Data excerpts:
#####

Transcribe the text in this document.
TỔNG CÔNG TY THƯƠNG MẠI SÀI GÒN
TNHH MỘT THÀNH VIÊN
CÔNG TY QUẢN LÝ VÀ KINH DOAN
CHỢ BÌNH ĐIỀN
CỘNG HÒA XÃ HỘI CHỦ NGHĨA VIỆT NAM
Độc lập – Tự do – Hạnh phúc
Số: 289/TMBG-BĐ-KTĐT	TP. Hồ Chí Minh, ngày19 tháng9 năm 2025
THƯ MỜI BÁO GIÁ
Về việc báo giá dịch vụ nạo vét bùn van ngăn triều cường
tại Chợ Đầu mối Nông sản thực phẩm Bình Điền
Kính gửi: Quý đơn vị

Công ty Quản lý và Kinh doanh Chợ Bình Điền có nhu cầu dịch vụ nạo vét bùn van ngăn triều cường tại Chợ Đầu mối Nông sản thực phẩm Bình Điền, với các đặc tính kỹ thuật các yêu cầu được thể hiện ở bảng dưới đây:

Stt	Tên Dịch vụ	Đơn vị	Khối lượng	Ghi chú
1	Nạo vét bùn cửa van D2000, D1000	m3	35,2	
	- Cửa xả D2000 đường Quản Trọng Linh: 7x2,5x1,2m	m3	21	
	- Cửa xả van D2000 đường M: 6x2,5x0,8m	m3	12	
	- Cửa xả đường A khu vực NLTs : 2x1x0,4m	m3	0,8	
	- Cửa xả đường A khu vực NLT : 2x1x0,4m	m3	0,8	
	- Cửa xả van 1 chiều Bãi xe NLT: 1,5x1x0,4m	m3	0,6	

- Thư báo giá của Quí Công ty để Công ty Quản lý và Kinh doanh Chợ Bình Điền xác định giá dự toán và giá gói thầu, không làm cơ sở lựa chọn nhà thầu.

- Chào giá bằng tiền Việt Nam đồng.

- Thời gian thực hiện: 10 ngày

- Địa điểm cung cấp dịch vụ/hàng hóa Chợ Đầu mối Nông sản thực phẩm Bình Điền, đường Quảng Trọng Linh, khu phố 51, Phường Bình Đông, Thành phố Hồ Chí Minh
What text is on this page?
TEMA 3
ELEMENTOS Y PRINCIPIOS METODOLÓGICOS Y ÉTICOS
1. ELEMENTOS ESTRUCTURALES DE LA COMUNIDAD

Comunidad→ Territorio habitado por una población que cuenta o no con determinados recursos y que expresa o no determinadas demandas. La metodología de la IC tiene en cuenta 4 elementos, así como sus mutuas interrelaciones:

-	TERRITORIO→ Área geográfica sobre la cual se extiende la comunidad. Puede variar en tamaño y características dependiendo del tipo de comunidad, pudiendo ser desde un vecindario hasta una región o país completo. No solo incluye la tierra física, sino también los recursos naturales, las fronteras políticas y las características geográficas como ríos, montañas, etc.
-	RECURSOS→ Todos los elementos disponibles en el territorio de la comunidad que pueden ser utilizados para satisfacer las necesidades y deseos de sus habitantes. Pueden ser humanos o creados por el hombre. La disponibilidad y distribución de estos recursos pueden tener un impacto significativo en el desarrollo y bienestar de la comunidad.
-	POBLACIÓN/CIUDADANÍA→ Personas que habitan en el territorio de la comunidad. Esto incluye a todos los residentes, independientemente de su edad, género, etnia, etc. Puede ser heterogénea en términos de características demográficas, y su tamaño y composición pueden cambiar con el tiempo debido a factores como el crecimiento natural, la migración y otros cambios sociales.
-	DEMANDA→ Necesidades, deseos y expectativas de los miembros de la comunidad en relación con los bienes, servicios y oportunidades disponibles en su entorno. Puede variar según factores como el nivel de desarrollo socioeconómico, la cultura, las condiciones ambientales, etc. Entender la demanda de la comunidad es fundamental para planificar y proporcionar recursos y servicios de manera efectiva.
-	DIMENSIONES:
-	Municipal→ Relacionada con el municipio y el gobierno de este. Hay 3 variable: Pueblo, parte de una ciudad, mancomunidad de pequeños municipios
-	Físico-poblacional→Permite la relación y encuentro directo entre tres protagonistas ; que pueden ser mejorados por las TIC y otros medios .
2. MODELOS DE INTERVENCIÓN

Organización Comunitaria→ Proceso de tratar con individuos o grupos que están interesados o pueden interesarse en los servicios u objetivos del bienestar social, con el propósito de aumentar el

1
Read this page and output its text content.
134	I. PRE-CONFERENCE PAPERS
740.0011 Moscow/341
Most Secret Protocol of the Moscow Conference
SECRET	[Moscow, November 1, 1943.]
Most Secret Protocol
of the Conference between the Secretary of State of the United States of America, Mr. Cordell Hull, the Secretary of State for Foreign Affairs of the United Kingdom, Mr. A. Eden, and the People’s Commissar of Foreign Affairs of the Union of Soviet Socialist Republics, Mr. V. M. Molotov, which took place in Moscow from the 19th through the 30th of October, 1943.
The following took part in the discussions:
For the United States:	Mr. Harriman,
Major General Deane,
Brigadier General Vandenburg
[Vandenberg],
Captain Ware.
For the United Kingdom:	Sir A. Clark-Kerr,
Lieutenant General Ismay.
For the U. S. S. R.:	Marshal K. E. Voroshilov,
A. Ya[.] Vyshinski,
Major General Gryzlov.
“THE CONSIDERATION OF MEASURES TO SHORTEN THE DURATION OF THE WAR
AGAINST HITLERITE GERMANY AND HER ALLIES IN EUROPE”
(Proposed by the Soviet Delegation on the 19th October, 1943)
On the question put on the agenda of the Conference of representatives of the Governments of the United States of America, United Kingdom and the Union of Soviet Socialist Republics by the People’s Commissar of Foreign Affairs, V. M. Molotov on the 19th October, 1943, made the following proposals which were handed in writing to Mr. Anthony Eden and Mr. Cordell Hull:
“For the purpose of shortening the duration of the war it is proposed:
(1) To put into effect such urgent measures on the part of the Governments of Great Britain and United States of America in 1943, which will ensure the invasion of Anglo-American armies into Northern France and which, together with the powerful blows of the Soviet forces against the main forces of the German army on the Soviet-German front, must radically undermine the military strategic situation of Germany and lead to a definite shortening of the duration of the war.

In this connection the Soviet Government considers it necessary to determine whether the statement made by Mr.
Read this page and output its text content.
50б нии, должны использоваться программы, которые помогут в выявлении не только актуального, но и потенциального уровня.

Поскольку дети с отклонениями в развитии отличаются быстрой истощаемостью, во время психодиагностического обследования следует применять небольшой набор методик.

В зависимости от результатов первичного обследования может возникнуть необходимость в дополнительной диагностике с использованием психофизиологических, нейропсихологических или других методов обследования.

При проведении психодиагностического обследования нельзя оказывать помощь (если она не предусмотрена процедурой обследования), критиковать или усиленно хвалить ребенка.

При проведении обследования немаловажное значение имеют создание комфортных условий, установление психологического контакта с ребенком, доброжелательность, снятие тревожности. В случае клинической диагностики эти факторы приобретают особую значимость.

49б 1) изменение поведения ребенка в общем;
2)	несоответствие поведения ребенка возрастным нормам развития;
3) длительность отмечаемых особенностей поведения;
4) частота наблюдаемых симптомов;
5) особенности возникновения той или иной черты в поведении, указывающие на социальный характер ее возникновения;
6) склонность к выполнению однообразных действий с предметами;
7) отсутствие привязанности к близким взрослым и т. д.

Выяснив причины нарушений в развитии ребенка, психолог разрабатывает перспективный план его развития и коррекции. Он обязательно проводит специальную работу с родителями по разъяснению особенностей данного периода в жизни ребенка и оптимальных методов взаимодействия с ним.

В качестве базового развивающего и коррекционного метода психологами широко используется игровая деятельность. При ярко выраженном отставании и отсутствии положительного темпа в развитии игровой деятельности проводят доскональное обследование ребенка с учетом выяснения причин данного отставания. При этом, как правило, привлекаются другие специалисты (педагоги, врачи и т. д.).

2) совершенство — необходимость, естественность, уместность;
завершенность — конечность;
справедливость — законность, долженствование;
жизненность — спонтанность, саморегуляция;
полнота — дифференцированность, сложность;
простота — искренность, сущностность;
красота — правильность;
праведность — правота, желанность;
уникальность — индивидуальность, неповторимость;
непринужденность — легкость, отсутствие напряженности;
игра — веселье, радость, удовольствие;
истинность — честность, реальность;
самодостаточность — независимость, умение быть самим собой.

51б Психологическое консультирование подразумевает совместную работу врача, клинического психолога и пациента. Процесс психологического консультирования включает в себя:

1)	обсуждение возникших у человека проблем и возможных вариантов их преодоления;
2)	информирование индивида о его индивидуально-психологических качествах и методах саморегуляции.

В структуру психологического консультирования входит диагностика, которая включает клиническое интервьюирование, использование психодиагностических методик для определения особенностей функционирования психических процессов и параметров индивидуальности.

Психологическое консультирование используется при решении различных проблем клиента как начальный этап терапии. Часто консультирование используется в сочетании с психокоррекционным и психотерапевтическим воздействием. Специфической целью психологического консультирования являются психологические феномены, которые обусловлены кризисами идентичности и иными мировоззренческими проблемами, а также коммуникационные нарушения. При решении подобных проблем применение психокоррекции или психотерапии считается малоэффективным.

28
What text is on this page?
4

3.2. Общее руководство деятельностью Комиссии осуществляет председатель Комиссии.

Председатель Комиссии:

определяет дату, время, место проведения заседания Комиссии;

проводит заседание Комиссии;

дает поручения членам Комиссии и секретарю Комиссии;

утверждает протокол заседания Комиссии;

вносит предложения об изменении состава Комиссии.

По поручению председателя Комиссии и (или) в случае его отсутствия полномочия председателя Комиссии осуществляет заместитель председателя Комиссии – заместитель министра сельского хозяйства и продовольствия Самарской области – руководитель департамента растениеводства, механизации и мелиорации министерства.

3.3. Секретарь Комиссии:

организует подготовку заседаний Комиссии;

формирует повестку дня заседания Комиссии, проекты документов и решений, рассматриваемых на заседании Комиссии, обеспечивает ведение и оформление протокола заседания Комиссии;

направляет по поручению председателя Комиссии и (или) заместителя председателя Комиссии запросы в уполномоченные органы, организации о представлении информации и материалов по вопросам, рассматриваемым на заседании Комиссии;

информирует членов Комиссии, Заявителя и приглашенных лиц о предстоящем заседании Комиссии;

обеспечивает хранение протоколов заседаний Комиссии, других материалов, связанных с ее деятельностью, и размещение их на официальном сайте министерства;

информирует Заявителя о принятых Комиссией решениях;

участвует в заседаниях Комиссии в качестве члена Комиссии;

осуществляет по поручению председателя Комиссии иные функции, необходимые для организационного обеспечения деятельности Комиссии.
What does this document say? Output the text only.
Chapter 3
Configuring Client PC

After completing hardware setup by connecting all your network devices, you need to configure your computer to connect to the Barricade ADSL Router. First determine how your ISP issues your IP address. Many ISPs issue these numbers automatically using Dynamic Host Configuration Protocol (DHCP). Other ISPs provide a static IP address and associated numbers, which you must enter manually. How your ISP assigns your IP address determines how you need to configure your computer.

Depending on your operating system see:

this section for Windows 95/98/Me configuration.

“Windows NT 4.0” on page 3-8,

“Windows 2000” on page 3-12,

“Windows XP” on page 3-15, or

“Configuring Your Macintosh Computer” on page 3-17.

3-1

#####

[Instruction] Across the entries, how many lines contain "People"? Reply with the number only.

[Solution to this exercise] 2